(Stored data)
* * * * *

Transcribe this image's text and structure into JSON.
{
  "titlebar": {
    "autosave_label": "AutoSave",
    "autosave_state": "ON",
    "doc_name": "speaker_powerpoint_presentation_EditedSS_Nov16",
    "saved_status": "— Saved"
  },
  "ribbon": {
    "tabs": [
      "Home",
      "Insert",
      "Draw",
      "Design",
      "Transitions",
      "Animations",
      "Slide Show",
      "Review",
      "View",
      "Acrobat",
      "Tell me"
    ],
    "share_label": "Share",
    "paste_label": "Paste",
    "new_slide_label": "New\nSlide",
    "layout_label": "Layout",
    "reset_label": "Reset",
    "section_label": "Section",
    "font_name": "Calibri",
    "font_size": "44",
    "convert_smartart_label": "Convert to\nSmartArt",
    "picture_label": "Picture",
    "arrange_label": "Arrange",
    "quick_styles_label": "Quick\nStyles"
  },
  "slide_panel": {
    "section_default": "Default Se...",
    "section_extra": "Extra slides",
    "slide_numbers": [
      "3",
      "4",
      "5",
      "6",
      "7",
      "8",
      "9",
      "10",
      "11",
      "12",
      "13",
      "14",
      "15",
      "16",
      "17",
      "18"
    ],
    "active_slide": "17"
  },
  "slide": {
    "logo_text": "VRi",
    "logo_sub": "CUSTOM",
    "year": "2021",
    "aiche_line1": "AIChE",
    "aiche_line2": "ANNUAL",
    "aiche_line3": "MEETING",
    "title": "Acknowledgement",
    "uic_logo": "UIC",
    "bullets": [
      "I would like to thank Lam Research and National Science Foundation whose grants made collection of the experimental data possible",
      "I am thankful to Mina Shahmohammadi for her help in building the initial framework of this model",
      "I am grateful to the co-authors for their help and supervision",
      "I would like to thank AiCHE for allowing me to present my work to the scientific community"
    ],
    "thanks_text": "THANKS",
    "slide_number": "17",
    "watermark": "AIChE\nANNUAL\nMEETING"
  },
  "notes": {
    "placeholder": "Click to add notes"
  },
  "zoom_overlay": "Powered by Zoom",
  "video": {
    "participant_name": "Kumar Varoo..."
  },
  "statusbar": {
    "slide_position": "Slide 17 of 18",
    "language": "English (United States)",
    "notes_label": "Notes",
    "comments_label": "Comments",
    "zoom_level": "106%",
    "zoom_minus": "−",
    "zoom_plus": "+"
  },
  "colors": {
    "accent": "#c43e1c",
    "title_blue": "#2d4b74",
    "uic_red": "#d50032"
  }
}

* * * * *

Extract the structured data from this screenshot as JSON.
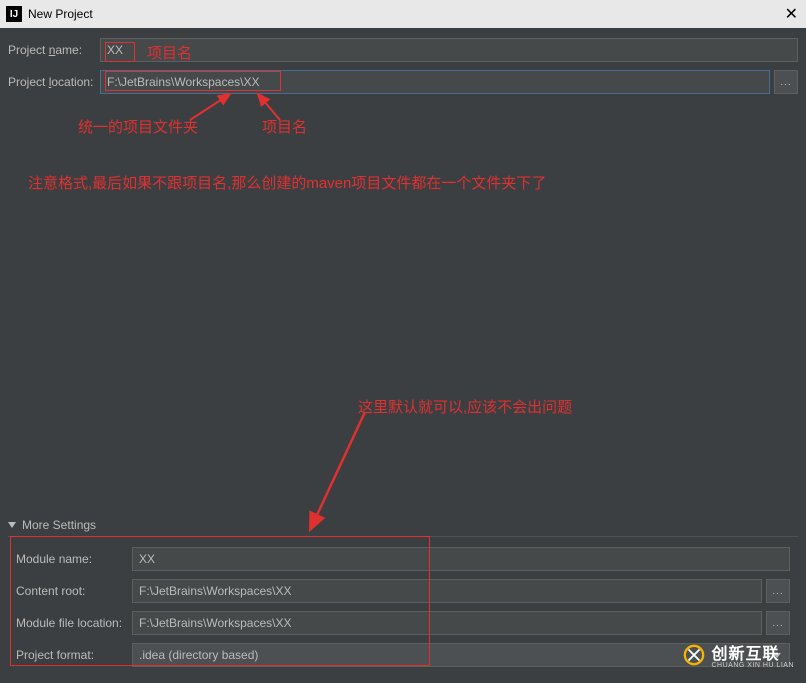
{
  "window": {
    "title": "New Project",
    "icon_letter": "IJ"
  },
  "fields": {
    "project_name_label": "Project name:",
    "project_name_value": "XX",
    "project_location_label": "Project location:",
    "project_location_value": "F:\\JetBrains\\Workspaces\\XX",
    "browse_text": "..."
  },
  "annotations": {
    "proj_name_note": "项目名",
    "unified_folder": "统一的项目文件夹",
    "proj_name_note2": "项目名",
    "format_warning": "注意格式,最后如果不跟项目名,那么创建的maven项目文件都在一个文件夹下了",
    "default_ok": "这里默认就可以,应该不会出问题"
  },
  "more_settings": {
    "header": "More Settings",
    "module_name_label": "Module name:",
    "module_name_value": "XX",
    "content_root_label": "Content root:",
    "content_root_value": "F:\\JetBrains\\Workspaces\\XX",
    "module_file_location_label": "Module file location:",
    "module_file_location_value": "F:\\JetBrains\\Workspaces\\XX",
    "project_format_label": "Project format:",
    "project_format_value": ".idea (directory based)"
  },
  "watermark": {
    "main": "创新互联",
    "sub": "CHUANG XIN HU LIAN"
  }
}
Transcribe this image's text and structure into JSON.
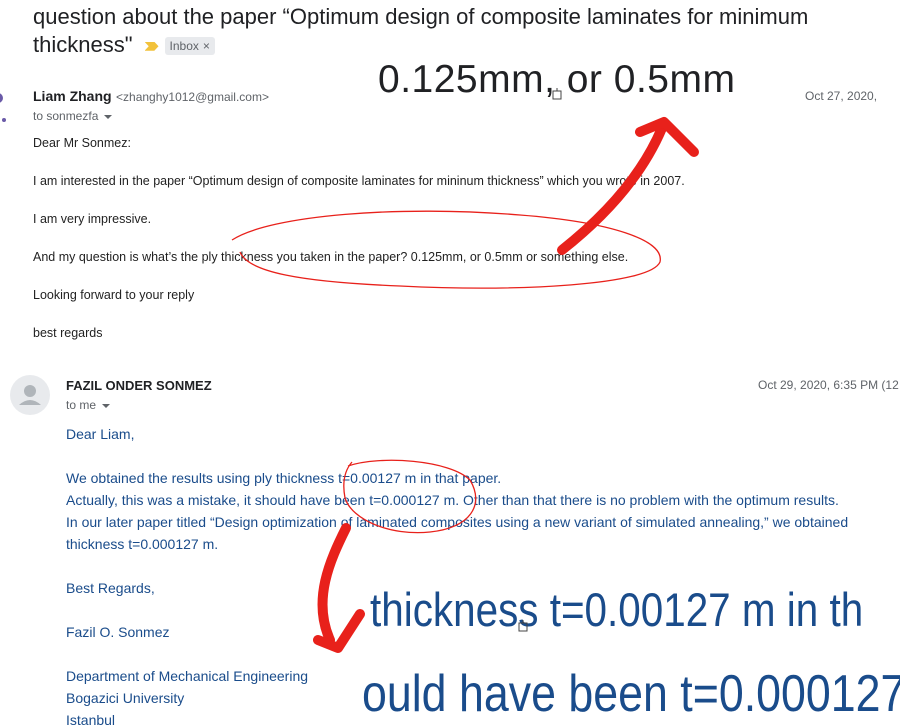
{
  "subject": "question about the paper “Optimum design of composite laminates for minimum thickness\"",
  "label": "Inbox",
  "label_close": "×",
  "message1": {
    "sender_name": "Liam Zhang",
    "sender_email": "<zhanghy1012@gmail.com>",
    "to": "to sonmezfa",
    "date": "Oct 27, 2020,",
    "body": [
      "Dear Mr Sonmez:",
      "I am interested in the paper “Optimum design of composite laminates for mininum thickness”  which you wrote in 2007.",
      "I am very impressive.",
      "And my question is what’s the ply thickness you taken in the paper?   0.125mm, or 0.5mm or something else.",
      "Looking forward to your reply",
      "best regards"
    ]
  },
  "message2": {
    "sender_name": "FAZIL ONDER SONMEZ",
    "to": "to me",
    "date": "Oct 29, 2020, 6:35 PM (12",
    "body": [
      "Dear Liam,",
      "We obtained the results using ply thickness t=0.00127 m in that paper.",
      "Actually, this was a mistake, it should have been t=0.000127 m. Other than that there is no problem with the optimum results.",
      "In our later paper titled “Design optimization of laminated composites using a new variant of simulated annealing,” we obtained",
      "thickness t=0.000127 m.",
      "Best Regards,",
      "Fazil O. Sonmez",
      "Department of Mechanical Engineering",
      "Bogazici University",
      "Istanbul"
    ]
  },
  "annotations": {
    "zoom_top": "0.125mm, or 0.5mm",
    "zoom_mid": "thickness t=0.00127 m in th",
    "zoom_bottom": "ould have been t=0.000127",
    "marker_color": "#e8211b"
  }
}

* * * * *

Given problem - Report how many lines in the listing include the word "help". Give nothing but the count.

Completed exercise - 2